> Problem details: Your answer should be a single number: how many lines in the data below hold the string "labirint".
----------
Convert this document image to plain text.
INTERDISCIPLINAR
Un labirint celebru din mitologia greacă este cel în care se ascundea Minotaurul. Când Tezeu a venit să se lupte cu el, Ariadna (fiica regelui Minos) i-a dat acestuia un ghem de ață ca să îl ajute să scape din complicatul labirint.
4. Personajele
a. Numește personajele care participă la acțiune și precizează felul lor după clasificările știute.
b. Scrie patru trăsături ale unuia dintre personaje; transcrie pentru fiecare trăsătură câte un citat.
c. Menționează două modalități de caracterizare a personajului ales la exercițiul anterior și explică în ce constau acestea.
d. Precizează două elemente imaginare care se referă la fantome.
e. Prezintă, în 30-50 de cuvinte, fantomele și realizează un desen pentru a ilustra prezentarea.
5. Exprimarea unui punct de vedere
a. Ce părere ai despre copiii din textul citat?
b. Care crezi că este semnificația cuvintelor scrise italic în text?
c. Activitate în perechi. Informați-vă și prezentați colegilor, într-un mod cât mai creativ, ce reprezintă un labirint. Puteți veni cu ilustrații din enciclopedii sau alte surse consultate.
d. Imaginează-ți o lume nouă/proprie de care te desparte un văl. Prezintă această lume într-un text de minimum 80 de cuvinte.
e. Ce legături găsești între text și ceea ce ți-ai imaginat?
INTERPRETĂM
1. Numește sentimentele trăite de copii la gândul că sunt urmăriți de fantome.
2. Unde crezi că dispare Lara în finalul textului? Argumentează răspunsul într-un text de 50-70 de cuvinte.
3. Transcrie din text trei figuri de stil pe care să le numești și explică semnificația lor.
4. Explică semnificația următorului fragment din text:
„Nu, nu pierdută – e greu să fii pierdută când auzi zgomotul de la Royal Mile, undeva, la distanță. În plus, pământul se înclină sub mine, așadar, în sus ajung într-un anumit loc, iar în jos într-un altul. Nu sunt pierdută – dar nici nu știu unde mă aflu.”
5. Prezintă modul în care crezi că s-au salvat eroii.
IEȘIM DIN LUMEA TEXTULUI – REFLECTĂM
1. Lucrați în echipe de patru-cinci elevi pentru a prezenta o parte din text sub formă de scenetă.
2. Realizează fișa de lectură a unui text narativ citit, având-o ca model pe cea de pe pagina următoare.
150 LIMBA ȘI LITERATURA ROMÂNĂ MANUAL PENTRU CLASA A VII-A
----------
> Expected answer: 2